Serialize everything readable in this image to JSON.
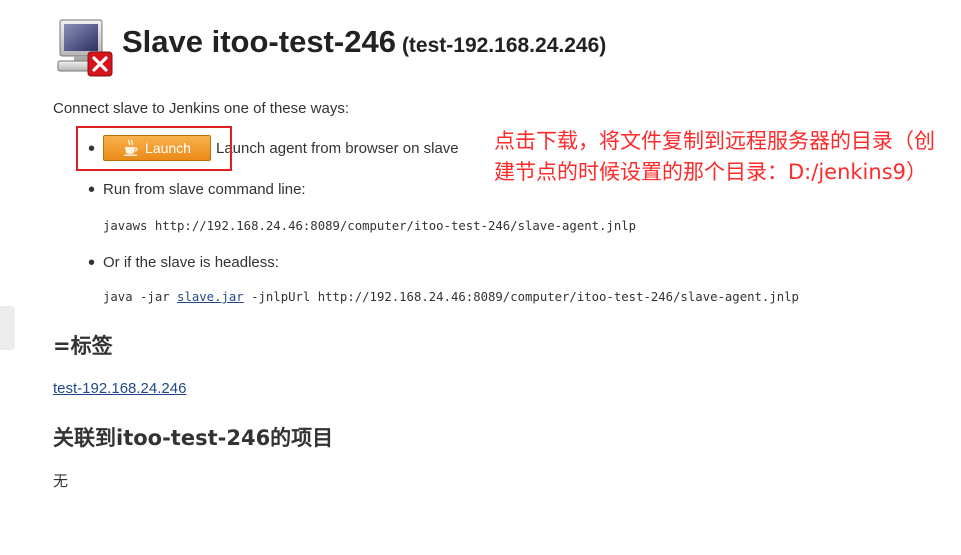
{
  "header": {
    "title": "Slave itoo-test-246",
    "subtitle": "(test-192.168.24.246)",
    "icon": "computer-offline-icon"
  },
  "connect": {
    "intro": "Connect slave to Jenkins one of these ways:",
    "launch_button_label": "Launch",
    "launch_button_icon": "java-cup-icon",
    "launch_description": "Launch agent from browser on slave",
    "command_line_label": "Run from slave command line:",
    "command_line_code": "javaws http://192.168.24.46:8089/computer/itoo-test-246/slave-agent.jnlp",
    "headless_label": "Or if the slave is headless:",
    "headless_code_prefix": "java -jar ",
    "headless_jar_link": "slave.jar",
    "headless_code_suffix": " -jnlpUrl http://192.168.24.46:8089/computer/itoo-test-246/slave-agent.jnlp"
  },
  "annotation": {
    "text": "点击下载，将文件复制到远程服务器的目录（创建节点的时候设置的那个目录：D:/jenkins9）",
    "color": "#ff2a2a"
  },
  "labels_section": {
    "title": "=标签",
    "link": "test-192.168.24.246"
  },
  "projects_section": {
    "title": "关联到itoo-test-246的项目",
    "empty_text": "无"
  },
  "colors": {
    "link": "#204a87",
    "launch_button": "#ec8a19",
    "highlight_box": "#e02020"
  }
}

★ ★ ★ ★

Without the pictures, restate each entry exactly.

Serialize everything readable in this image to JSON.
{
  "header": {
    "title": "Slave itoo-test-246",
    "subtitle": "(test-192.168.24.246)",
    "icon": "computer-offline-icon"
  },
  "connect": {
    "intro": "Connect slave to Jenkins one of these ways:",
    "launch_button_label": "Launch",
    "launch_button_icon": "java-cup-icon",
    "launch_description": "Launch agent from browser on slave",
    "command_line_label": "Run from slave command line:",
    "command_line_code": "javaws http://192.168.24.46:8089/computer/itoo-test-246/slave-agent.jnlp",
    "headless_label": "Or if the slave is headless:",
    "headless_code_prefix": "java -jar ",
    "headless_jar_link": "slave.jar",
    "headless_code_suffix": " -jnlpUrl http://192.168.24.46:8089/computer/itoo-test-246/slave-agent.jnlp"
  },
  "annotation": {
    "text": "点击下载，将文件复制到远程服务器的目录（创建节点的时候设置的那个目录：D:/jenkins9）",
    "color": "#ff2a2a"
  },
  "labels_section": {
    "title": "=标签",
    "link": "test-192.168.24.246"
  },
  "projects_section": {
    "title": "关联到itoo-test-246的项目",
    "empty_text": "无"
  },
  "colors": {
    "link": "#204a87",
    "launch_button": "#ec8a19",
    "highlight_box": "#e02020"
  }
}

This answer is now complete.